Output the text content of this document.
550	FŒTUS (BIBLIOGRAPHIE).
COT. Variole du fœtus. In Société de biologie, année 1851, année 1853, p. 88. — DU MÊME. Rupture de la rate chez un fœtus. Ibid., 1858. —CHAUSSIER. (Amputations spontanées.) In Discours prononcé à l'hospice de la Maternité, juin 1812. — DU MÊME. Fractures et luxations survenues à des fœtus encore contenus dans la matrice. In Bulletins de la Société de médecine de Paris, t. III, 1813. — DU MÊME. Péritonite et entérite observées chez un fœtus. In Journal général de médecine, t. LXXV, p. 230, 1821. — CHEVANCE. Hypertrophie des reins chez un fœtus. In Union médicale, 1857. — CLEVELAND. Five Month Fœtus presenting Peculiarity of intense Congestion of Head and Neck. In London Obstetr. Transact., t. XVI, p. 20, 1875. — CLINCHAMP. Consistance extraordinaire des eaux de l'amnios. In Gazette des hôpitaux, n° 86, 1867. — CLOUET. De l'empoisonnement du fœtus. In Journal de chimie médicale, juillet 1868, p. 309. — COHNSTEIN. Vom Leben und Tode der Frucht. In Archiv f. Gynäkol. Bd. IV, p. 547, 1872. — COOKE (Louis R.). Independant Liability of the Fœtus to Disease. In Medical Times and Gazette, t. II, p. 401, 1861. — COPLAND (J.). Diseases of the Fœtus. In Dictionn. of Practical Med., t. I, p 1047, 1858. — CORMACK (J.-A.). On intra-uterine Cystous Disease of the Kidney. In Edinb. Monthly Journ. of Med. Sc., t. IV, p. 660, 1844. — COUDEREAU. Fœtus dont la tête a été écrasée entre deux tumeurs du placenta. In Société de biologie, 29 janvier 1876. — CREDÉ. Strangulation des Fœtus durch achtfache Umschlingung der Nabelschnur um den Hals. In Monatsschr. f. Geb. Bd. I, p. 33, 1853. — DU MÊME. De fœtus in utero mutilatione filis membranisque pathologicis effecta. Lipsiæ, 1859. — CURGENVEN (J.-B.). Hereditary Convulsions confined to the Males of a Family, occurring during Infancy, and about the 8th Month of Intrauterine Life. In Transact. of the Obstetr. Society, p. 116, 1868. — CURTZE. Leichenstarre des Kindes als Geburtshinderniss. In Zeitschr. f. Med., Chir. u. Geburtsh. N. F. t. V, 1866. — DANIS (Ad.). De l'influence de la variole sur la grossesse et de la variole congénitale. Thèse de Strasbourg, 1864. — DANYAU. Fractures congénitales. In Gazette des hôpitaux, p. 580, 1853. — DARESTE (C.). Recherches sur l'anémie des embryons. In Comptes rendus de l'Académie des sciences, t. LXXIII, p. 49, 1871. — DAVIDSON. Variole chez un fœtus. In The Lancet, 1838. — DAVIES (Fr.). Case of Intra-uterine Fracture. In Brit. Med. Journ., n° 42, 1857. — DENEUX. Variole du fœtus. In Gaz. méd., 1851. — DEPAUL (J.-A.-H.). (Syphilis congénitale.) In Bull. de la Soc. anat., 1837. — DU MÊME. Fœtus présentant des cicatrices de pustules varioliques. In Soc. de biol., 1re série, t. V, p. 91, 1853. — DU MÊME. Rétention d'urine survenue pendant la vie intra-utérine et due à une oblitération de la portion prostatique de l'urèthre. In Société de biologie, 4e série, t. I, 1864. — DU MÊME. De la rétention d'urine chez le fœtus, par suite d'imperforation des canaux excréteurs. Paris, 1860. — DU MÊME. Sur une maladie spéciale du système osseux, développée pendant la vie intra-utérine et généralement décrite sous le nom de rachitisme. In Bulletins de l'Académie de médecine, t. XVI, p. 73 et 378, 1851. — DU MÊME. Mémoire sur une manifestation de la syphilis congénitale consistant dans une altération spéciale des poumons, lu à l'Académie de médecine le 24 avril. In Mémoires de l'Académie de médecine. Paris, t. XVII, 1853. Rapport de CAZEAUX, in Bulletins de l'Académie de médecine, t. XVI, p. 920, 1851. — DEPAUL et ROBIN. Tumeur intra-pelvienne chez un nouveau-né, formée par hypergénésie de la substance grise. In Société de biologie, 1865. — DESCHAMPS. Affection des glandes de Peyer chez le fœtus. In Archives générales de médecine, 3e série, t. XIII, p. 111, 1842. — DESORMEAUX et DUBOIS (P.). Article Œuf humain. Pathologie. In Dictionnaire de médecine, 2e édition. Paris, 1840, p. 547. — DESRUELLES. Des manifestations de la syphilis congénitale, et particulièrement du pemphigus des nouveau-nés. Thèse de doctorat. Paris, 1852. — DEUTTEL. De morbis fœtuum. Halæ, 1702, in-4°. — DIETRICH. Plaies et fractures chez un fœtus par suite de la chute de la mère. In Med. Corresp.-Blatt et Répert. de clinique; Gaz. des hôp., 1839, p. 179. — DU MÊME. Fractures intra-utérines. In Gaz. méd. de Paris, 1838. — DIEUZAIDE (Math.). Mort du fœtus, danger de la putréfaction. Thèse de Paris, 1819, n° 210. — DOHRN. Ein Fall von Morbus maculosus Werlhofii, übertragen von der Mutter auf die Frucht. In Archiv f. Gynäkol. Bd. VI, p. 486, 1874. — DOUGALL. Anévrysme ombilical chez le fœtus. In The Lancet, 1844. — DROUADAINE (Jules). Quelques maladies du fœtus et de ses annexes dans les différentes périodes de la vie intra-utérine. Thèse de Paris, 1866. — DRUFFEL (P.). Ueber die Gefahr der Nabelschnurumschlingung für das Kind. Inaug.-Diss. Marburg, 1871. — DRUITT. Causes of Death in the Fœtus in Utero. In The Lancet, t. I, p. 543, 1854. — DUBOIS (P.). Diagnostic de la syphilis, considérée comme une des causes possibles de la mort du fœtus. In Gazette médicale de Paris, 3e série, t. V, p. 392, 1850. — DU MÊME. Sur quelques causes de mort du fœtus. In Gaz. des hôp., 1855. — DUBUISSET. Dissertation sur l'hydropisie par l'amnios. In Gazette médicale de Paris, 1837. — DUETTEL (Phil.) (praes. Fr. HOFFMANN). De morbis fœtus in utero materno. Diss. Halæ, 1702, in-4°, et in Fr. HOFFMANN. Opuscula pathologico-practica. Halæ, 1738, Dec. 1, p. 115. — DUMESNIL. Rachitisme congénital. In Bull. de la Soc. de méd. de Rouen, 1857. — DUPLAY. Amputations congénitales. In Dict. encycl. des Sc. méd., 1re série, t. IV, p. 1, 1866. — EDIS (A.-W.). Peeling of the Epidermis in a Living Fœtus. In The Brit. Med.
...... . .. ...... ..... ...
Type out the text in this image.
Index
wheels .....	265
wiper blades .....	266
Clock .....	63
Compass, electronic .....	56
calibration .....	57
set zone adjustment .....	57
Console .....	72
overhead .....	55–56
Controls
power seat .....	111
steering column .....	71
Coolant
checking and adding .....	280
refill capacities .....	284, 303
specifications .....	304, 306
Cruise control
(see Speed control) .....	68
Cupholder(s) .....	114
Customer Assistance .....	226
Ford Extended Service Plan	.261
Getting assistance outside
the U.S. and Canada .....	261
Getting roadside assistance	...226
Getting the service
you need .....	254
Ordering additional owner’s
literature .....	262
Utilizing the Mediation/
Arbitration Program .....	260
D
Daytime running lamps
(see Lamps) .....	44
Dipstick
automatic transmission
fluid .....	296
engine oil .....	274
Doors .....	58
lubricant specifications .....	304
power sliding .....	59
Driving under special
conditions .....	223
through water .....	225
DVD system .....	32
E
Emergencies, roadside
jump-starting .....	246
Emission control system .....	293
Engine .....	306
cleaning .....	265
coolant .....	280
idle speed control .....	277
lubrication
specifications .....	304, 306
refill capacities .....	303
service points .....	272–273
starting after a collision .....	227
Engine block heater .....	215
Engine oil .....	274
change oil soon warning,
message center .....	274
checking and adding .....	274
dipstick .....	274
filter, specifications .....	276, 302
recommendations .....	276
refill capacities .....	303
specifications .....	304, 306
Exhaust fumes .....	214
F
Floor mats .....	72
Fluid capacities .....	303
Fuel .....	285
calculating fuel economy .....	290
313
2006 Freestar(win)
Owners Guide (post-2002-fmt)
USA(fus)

» **INSTRUCTIONS FOR THE TASK**
Repeat the lines from the one containing "Type out the text in this image." through the end of the listing, exactly and without any other lines; both ends are included.

» **RESPONSE**
Type out the text in this image.
Index
wheels .....	265
wiper blades .....	266
Clock .....	63
Compass, electronic .....	56
calibration .....	57
set zone adjustment .....	57
Console .....	72
overhead .....	55–56
Controls
power seat .....	111
steering column .....	71
Coolant
checking and adding .....	280
refill capacities .....	284, 303
specifications .....	304, 306
Cruise control
(see Speed control) .....	68
Cupholder(s) .....	114
Customer Assistance .....	226
Ford Extended Service Plan	.261
Getting assistance outside
the U.S. and Canada .....	261
Getting roadside assistance	...226
Getting the service
you need .....	254
Ordering additional owner’s
literature .....	262
Utilizing the Mediation/
Arbitration Program .....	260
D
Daytime running lamps
(see Lamps) .....	44
Dipstick
automatic transmission
fluid .....	296
engine oil .....	274
Doors .....	58
lubricant specifications .....	304
power sliding .....	59
Driving under special
conditions .....	223
through water .....	225
DVD system .....	32
E
Emergencies, roadside
jump-starting .....	246
Emission control system .....	293
Engine .....	306
cleaning .....	265
coolant .....	280
idle speed control .....	277
lubrication
specifications .....	304, 306
refill capacities .....	303
service points .....	272–273
starting after a collision .....	227
Engine block heater .....	215
Engine oil .....	274
change oil soon warning,
message center .....	274
checking and adding .....	274
dipstick .....	274
filter, specifications .....	276, 302
recommendations .....	276
refill capacities .....	303
specifications .....	304, 306
Exhaust fumes .....	214
F
Floor mats .....	72
Fluid capacities .....	303
Fuel .....	285
calculating fuel economy .....	290
313
2006 Freestar(win)
Owners Guide (post-2002-fmt)
USA(fus)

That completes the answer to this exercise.